REQUIRED WORK ▸
Search the data for the string "JSON" and gather each line it is in.

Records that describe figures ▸
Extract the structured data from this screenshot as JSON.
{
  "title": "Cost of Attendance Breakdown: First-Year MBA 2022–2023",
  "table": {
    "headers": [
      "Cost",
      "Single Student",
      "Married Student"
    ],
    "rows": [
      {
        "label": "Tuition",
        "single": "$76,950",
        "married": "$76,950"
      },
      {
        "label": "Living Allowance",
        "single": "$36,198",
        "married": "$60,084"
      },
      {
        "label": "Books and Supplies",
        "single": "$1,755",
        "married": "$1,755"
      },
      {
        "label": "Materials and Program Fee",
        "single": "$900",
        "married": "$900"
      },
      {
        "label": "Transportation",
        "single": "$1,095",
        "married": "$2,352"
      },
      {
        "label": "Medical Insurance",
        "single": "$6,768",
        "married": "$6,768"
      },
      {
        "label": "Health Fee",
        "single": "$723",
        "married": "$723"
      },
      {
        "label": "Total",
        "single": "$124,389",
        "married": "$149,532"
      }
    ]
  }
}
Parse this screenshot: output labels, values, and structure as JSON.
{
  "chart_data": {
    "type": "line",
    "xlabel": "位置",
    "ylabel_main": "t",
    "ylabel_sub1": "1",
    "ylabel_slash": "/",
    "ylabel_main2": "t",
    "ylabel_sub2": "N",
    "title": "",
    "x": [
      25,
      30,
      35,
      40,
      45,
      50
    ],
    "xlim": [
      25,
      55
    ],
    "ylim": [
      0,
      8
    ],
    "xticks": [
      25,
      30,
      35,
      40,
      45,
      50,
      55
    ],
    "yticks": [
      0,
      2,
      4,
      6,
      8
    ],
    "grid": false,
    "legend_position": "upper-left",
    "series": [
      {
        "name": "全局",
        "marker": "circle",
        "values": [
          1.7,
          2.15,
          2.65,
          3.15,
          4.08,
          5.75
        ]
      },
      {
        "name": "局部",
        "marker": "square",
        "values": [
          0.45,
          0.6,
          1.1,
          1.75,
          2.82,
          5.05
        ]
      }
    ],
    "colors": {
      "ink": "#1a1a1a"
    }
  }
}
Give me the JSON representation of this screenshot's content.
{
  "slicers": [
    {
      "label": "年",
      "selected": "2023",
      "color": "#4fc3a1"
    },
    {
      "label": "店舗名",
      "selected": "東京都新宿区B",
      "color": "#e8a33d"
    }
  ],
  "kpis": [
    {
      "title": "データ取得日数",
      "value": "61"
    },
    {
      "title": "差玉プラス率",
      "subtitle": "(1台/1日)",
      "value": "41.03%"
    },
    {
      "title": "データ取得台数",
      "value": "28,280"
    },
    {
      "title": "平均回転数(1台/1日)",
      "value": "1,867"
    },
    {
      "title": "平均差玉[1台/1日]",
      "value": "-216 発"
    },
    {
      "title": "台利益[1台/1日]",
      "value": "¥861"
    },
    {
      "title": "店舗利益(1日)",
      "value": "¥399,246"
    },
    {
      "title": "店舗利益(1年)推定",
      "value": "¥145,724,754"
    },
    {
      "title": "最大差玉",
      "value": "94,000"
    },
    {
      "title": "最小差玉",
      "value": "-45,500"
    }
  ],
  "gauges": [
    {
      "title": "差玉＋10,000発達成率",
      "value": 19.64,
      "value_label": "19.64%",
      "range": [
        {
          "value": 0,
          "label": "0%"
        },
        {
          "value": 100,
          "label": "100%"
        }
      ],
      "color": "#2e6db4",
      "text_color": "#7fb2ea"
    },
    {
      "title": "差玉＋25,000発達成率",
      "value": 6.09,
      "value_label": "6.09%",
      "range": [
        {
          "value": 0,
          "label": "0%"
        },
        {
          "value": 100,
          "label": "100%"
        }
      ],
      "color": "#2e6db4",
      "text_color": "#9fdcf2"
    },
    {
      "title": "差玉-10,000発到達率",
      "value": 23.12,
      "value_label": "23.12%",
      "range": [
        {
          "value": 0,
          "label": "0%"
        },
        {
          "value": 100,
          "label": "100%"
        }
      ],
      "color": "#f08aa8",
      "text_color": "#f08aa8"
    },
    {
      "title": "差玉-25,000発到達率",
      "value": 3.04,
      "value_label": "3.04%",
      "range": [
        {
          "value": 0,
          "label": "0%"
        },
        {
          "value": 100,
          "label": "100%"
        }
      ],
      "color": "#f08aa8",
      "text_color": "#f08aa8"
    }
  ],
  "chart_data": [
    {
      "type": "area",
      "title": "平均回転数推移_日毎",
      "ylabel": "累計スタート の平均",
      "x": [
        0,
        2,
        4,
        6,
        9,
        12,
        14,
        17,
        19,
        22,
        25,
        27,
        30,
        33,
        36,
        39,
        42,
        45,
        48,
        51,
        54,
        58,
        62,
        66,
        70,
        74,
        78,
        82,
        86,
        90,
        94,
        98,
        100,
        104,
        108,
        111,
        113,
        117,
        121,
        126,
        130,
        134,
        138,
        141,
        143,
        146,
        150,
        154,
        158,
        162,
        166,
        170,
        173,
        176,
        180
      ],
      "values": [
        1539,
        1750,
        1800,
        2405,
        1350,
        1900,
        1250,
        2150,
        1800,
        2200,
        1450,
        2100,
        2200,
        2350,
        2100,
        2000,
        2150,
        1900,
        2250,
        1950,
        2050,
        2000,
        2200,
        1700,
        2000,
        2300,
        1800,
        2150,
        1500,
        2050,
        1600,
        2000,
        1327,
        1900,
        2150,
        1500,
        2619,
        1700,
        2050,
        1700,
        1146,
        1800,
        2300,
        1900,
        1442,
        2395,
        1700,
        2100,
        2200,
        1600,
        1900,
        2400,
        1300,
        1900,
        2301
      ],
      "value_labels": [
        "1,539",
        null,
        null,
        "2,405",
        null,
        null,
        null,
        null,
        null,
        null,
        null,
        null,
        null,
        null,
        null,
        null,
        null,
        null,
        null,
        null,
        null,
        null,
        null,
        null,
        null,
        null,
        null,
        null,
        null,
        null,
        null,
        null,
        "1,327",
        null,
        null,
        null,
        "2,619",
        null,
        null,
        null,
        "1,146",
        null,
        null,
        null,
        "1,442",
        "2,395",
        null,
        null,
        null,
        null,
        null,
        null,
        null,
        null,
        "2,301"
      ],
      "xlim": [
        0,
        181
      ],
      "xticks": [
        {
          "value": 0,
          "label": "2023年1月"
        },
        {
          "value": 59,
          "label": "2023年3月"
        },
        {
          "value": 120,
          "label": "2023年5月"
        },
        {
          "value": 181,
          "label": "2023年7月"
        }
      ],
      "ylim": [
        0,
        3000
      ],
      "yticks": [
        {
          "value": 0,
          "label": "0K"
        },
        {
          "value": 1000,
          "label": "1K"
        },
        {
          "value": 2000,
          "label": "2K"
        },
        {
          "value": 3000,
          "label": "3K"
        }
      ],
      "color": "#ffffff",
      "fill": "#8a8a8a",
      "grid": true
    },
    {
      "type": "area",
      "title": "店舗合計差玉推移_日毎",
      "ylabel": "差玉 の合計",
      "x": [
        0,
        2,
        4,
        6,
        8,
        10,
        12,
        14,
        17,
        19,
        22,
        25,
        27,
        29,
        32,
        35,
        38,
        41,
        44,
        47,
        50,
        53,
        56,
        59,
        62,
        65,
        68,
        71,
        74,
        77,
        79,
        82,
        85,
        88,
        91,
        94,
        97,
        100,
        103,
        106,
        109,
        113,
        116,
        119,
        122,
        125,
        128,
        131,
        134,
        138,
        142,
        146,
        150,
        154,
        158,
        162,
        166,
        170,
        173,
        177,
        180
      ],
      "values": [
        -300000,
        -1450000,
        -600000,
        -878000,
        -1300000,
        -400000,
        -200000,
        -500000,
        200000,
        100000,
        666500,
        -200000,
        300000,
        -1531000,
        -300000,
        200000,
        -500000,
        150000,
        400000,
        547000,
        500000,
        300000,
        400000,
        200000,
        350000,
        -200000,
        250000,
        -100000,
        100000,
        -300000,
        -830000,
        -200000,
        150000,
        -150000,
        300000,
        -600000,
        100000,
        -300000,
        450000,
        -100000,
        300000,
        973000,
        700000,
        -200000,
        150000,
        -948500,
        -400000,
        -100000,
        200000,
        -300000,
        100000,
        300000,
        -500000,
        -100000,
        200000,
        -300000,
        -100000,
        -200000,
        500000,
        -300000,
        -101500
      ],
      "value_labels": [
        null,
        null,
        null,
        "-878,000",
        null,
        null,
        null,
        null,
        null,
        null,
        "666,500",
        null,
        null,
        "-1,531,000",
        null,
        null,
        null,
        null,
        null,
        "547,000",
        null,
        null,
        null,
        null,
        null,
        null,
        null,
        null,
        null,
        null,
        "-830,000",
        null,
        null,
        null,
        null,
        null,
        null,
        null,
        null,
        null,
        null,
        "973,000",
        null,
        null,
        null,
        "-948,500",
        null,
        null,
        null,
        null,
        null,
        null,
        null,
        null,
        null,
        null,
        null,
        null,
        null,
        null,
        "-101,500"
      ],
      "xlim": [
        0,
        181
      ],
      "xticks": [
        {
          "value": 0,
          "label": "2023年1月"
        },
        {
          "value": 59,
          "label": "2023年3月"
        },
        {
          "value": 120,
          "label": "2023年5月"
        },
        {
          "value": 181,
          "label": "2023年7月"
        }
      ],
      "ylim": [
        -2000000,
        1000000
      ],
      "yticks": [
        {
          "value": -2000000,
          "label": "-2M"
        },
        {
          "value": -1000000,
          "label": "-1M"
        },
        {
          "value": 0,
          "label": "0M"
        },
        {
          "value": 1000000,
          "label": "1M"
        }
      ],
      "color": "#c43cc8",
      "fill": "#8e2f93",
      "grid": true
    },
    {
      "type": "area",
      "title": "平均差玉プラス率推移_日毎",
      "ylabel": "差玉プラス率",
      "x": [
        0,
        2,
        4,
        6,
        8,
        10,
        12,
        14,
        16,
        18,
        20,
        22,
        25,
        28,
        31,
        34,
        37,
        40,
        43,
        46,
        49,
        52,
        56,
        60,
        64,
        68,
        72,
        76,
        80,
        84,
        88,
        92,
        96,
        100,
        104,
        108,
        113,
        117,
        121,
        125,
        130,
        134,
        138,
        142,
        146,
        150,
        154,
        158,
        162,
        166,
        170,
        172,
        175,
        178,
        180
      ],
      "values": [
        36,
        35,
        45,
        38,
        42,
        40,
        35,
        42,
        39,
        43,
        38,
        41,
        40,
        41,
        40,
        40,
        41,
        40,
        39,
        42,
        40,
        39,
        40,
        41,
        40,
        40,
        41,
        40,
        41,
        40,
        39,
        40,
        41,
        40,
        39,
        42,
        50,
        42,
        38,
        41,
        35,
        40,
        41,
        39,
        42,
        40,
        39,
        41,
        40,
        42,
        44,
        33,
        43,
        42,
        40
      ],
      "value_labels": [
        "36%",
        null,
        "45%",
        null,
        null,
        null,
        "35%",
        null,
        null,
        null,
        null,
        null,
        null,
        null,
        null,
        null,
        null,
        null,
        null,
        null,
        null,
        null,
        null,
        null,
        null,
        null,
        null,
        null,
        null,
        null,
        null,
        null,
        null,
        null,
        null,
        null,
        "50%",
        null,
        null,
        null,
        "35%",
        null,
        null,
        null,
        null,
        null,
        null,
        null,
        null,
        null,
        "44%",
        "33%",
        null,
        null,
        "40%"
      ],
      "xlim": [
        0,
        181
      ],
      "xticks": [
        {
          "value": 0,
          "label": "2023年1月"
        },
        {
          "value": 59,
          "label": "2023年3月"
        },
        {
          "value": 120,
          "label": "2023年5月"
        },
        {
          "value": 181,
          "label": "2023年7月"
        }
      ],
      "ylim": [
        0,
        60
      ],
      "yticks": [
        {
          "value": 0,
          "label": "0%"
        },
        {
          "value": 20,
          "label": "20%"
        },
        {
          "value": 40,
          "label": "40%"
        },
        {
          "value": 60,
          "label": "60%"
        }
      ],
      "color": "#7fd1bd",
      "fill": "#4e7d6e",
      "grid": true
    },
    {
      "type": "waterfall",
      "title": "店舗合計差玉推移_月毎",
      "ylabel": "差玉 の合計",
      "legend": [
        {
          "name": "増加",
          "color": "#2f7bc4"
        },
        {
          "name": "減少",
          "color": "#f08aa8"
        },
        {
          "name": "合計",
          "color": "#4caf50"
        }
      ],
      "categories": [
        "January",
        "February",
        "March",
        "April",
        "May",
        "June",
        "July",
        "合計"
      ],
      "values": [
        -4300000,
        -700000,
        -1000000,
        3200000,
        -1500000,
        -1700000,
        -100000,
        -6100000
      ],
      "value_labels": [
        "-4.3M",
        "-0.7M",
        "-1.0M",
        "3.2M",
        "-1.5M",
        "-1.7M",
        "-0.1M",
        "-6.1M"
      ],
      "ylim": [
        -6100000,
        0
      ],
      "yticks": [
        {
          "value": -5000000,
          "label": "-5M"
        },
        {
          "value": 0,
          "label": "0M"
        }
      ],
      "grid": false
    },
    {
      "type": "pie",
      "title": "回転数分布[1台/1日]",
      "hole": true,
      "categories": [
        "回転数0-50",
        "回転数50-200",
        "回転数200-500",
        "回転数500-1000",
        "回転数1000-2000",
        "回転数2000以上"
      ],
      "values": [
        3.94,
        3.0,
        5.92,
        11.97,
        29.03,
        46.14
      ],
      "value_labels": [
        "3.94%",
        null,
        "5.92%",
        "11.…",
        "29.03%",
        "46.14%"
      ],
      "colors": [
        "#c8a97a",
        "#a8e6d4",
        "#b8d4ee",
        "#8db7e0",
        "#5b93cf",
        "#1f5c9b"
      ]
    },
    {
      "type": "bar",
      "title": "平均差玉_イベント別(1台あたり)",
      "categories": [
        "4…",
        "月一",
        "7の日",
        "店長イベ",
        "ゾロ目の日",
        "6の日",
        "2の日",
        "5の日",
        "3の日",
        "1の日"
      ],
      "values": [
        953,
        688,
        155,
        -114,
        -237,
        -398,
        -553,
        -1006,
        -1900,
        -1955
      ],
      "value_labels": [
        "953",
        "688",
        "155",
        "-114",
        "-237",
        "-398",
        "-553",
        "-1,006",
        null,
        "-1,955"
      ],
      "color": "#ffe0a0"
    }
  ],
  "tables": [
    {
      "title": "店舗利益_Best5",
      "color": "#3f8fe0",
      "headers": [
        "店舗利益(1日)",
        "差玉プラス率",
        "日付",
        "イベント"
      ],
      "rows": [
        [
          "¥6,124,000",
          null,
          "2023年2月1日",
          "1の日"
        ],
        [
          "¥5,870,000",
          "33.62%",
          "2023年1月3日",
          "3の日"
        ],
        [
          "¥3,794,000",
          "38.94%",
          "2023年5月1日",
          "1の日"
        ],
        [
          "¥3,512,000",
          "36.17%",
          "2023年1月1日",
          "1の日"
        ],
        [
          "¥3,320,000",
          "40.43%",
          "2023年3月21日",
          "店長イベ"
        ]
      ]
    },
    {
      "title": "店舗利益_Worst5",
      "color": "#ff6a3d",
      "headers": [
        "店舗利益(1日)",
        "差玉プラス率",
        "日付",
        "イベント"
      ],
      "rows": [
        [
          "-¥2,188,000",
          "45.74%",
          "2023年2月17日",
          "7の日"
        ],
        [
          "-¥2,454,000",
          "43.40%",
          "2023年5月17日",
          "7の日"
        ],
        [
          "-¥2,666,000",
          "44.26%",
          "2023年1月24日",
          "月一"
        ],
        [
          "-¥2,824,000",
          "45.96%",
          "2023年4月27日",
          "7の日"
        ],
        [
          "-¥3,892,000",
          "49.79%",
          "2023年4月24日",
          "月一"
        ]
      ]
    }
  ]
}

ANSWER TO THIS PROBLEM ▸
Extract the structured data from this screenshot as JSON.
Parse this screenshot: output labels, values, and structure as JSON.
Give me the JSON representation of this screenshot's content.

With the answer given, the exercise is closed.